— Do this —
Below are some records. Pull every line that contains the word "产品助理".

— Exercise materials —
▼

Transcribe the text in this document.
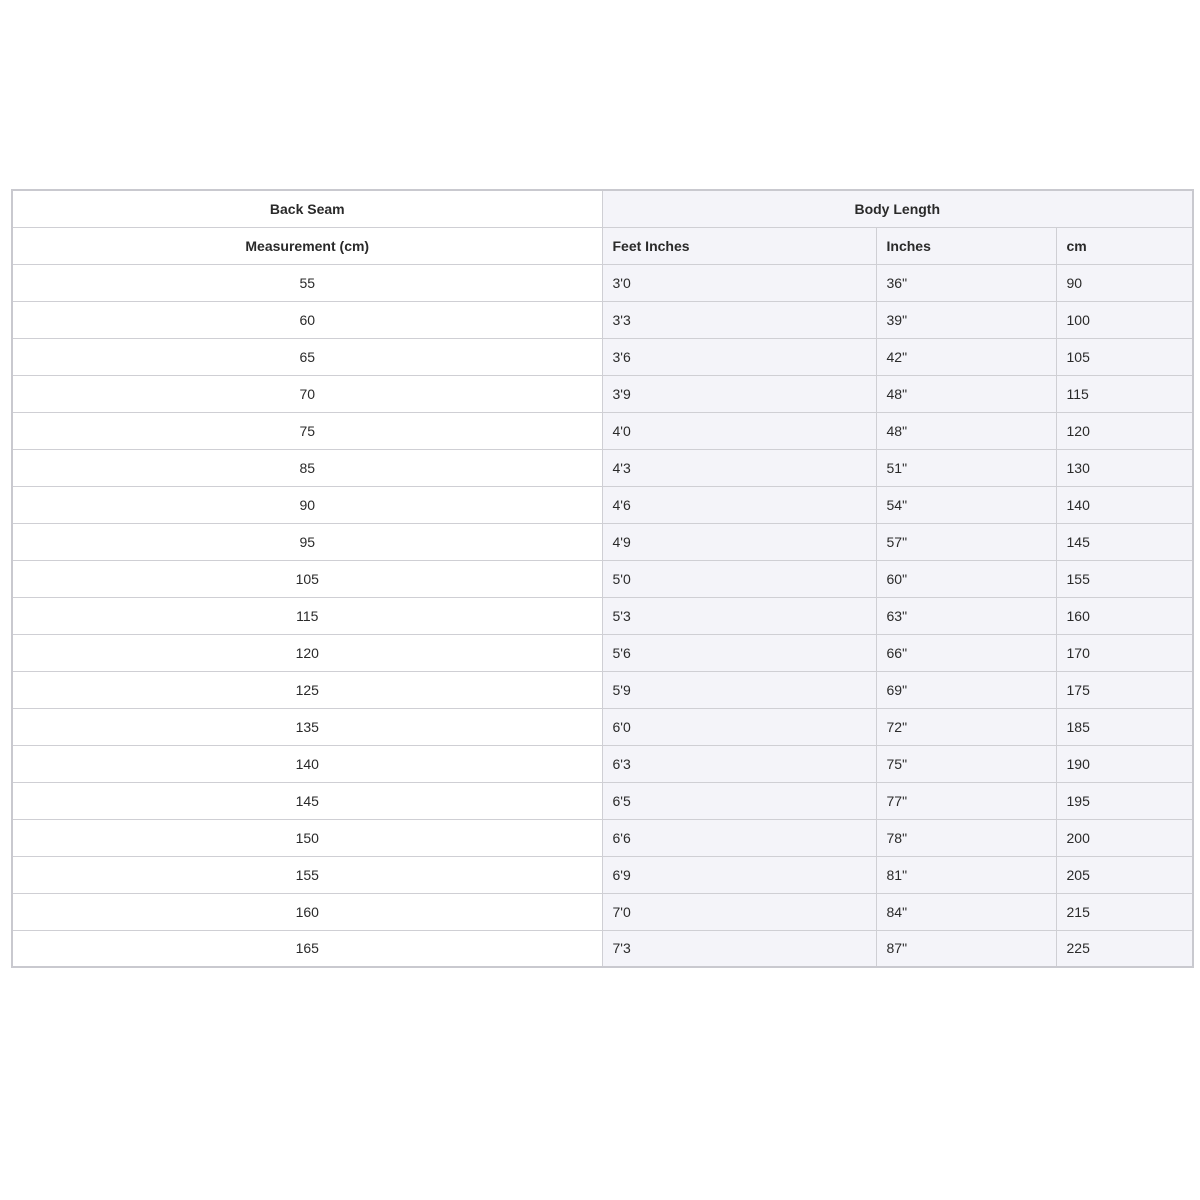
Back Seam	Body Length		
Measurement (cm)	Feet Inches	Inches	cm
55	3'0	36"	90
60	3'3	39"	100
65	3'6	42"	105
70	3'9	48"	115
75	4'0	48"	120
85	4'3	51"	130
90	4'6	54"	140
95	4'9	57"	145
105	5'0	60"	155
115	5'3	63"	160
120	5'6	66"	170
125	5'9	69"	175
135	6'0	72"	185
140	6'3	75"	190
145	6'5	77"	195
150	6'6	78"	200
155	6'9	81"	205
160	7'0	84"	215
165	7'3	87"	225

▲
▼

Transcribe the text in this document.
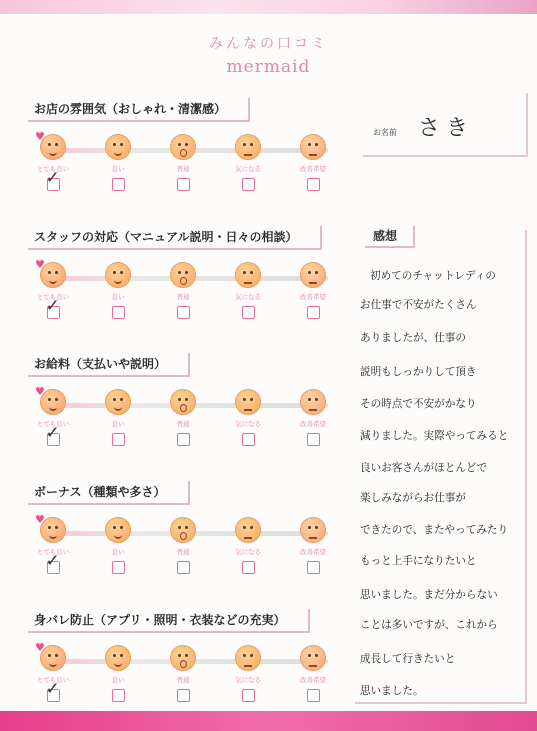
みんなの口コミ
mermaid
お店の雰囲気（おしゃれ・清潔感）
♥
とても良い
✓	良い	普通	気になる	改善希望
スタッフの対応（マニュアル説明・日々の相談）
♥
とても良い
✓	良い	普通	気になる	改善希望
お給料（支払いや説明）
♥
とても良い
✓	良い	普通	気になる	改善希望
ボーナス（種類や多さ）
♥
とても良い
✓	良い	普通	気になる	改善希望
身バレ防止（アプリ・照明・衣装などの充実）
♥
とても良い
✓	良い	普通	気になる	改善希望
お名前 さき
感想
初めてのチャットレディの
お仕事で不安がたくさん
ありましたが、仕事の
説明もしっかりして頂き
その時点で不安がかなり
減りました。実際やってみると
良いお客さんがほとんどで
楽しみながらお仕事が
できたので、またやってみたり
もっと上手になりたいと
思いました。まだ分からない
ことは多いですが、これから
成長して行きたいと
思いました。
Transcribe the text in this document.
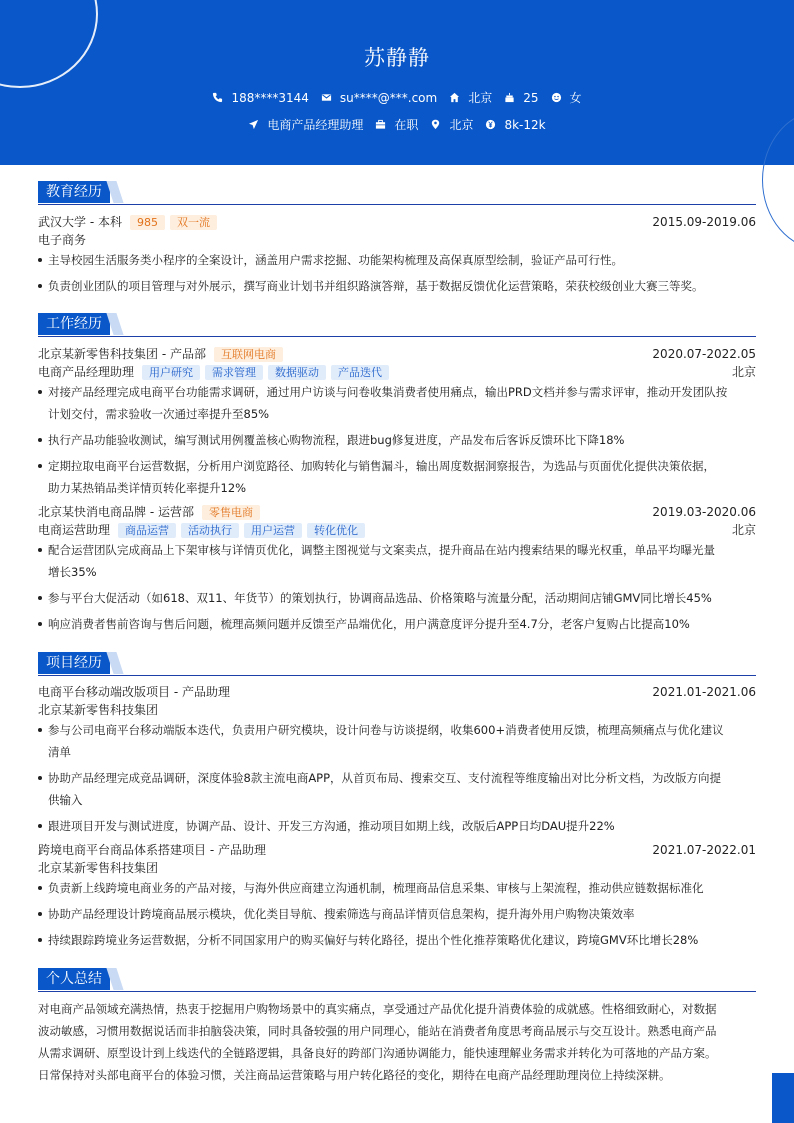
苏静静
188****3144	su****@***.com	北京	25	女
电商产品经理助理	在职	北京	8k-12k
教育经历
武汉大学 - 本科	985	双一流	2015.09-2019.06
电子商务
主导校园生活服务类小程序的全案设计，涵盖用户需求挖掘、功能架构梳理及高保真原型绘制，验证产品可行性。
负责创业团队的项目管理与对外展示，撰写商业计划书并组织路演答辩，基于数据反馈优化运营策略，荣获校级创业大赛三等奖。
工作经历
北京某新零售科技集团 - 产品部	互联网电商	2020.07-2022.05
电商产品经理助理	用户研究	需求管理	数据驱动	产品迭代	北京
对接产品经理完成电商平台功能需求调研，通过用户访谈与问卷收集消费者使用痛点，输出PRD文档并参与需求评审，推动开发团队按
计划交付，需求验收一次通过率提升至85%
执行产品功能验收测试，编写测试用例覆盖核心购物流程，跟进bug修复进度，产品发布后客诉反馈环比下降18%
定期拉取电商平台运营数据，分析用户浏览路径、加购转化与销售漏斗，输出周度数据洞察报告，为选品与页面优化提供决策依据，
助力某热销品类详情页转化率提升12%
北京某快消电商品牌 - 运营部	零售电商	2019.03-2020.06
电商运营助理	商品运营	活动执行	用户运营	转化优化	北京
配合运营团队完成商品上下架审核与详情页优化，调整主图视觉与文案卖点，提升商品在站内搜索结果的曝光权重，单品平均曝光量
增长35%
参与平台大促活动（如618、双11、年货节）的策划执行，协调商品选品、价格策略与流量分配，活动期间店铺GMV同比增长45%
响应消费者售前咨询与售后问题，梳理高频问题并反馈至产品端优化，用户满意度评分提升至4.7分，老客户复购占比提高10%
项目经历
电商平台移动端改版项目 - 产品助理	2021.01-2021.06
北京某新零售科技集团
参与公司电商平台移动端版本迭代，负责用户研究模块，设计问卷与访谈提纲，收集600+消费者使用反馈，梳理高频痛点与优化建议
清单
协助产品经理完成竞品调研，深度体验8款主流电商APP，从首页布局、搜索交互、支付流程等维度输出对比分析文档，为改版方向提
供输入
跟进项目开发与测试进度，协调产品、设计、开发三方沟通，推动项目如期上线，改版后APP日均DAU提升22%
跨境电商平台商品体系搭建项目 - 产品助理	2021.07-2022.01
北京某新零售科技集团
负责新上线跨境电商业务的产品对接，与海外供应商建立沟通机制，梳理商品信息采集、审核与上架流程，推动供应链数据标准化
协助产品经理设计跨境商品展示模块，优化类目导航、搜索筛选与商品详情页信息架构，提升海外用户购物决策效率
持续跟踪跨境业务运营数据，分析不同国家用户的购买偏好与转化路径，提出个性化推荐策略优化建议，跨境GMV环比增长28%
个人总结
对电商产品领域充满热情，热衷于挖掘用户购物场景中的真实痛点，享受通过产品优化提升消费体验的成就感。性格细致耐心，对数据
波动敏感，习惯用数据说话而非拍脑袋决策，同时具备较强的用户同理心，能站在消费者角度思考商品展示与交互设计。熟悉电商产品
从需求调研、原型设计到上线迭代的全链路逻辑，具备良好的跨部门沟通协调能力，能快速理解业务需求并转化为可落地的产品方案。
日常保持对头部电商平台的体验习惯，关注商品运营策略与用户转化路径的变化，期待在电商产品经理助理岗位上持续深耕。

▲

— Response to the exercise —
电商平台移动端改版项目 - 产品助理	2021.01-2021.06
跨境电商平台商品体系搭建项目 - 产品助理	2021.07-2022.01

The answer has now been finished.